> _Short problem_:
Report all lines holding "image".

> _Records from a data source_:
★ ★ ★ ★ ★ ★ ★

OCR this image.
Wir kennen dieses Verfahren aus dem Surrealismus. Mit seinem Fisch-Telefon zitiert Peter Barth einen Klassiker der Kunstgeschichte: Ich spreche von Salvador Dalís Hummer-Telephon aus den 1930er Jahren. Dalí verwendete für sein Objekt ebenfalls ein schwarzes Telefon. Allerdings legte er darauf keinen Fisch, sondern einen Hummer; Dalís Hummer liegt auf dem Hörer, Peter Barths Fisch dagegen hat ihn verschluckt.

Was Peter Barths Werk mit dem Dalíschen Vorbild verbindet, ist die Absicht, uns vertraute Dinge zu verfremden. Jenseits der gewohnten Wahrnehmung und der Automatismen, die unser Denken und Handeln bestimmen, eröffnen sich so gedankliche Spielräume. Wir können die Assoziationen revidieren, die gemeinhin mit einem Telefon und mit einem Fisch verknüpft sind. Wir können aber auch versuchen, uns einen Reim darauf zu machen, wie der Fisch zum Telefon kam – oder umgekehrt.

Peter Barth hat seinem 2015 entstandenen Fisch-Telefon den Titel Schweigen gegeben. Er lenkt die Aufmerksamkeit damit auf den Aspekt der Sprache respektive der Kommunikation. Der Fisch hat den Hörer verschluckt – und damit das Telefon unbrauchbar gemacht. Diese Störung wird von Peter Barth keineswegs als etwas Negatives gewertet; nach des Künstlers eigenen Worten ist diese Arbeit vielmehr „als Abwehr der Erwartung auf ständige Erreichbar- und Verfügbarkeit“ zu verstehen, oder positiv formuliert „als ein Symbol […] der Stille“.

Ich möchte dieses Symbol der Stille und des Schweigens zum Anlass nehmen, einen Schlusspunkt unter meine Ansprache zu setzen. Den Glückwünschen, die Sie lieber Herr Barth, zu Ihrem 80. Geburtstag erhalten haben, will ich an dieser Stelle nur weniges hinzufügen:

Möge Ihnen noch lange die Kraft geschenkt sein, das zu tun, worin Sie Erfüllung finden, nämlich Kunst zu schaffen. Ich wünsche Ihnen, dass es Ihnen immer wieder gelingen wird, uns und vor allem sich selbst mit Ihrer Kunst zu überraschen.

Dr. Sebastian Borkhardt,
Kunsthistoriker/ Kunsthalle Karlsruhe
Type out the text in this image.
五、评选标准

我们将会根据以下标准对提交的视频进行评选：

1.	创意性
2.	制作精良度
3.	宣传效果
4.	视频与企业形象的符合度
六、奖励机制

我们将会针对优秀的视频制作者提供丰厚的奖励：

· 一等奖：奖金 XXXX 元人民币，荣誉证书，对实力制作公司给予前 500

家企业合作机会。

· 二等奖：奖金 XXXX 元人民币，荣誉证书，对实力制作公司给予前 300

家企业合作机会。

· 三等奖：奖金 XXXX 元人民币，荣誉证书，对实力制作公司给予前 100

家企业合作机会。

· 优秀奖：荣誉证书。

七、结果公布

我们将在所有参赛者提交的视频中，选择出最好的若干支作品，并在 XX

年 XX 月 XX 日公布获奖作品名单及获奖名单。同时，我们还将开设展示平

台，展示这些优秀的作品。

★ ★ ★ ★ ★ ★ ★

> _Task output_:
OCR this image.
Type out the text in this image.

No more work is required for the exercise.